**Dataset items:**
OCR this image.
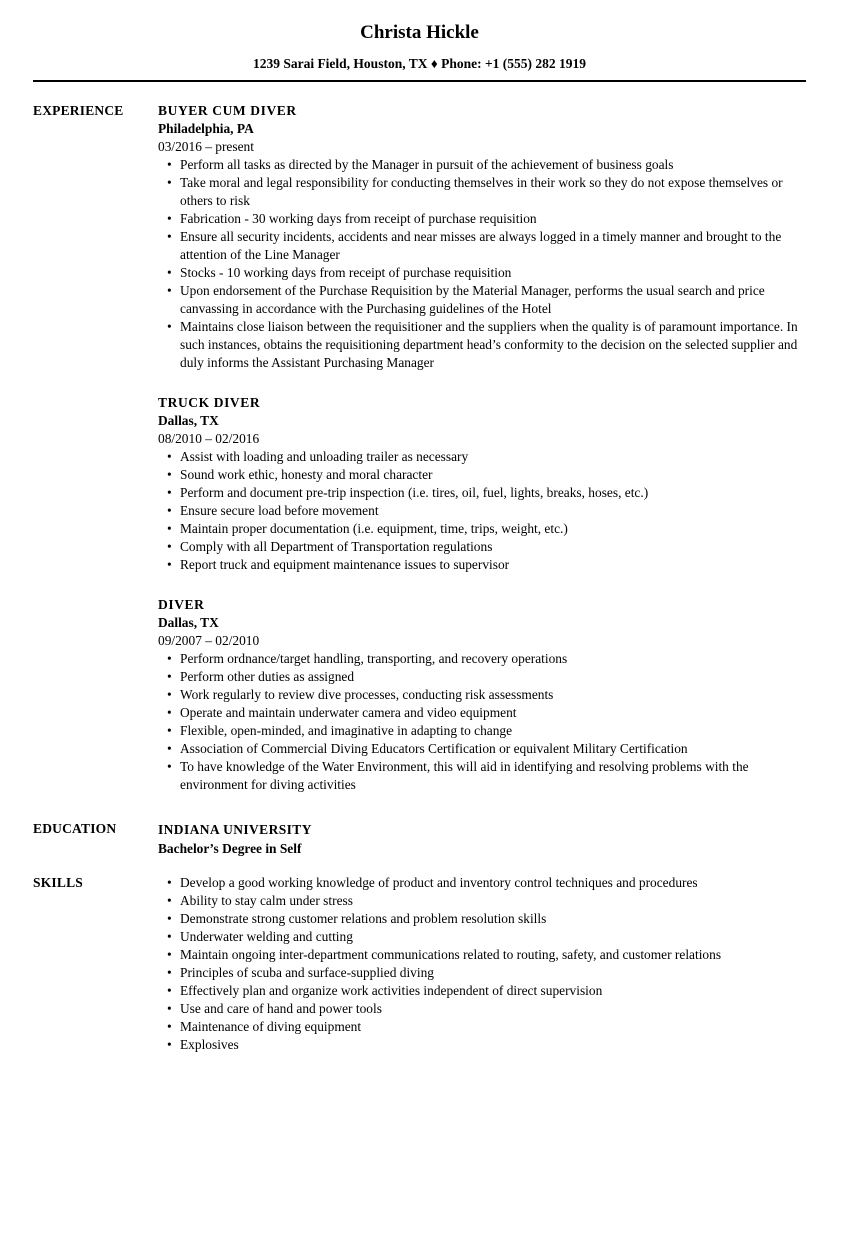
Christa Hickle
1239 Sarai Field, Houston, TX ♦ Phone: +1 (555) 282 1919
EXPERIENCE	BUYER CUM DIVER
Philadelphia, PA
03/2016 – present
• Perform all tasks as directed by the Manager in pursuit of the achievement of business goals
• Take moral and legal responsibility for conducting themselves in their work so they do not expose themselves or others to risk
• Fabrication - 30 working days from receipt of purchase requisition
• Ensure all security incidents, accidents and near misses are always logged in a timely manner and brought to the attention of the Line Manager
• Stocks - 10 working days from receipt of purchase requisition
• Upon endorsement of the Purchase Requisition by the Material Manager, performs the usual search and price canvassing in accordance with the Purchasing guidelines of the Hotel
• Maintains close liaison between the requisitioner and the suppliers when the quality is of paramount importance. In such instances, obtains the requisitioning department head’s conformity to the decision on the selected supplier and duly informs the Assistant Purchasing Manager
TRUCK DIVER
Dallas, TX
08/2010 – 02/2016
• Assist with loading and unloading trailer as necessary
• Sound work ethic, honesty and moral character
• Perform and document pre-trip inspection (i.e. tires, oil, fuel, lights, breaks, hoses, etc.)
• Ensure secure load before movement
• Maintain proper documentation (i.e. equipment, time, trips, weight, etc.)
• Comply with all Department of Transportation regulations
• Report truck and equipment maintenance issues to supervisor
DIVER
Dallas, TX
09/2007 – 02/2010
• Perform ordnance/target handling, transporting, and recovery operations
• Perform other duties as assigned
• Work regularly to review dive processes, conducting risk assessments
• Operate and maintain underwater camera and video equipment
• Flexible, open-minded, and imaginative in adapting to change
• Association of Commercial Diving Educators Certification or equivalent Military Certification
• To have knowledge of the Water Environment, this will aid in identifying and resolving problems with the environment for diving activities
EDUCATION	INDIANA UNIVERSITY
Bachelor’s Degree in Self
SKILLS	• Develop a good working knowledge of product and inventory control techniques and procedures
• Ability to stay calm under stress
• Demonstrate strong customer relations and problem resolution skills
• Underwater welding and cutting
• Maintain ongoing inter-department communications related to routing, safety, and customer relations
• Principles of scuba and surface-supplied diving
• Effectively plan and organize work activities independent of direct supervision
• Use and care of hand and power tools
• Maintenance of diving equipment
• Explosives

**Aim:** Return the records exactly. Don't carry the pictures over.

**Reply:**
OCR this image.
Christa Hickle
1239 Sarai Field, Houston, TX ♦ Phone: +1 (555) 282 1919
EXPERIENCE	BUYER CUM DIVER
Philadelphia, PA
03/2016 – present
• Perform all tasks as directed by the Manager in pursuit of the achievement of business goals
• Take moral and legal responsibility for conducting themselves in their work so they do not expose themselves or others to risk
• Fabrication - 30 working days from receipt of purchase requisition
• Ensure all security incidents, accidents and near misses are always logged in a timely manner and brought to the attention of the Line Manager
• Stocks - 10 working days from receipt of purchase requisition
• Upon endorsement of the Purchase Requisition by the Material Manager, performs the usual search and price canvassing in accordance with the Purchasing guidelines of the Hotel
• Maintains close liaison between the requisitioner and the suppliers when the quality is of paramount importance. In such instances, obtains the requisitioning department head’s conformity to the decision on the selected supplier and duly informs the Assistant Purchasing Manager
TRUCK DIVER
Dallas, TX
08/2010 – 02/2016
• Assist with loading and unloading trailer as necessary
• Sound work ethic, honesty and moral character
• Perform and document pre-trip inspection (i.e. tires, oil, fuel, lights, breaks, hoses, etc.)
• Ensure secure load before movement
• Maintain proper documentation (i.e. equipment, time, trips, weight, etc.)
• Comply with all Department of Transportation regulations
• Report truck and equipment maintenance issues to supervisor
DIVER
Dallas, TX
09/2007 – 02/2010
• Perform ordnance/target handling, transporting, and recovery operations
• Perform other duties as assigned
• Work regularly to review dive processes, conducting risk assessments
• Operate and maintain underwater camera and video equipment
• Flexible, open-minded, and imaginative in adapting to change
• Association of Commercial Diving Educators Certification or equivalent Military Certification
• To have knowledge of the Water Environment, this will aid in identifying and resolving problems with the environment for diving activities
EDUCATION	INDIANA UNIVERSITY
Bachelor’s Degree in Self
SKILLS	• Develop a good working knowledge of product and inventory control techniques and procedures
• Ability to stay calm under stress
• Demonstrate strong customer relations and problem resolution skills
• Underwater welding and cutting
• Maintain ongoing inter-department communications related to routing, safety, and customer relations
• Principles of scuba and surface-supplied diving
• Effectively plan and organize work activities independent of direct supervision
• Use and care of hand and power tools
• Maintenance of diving equipment
• Explosives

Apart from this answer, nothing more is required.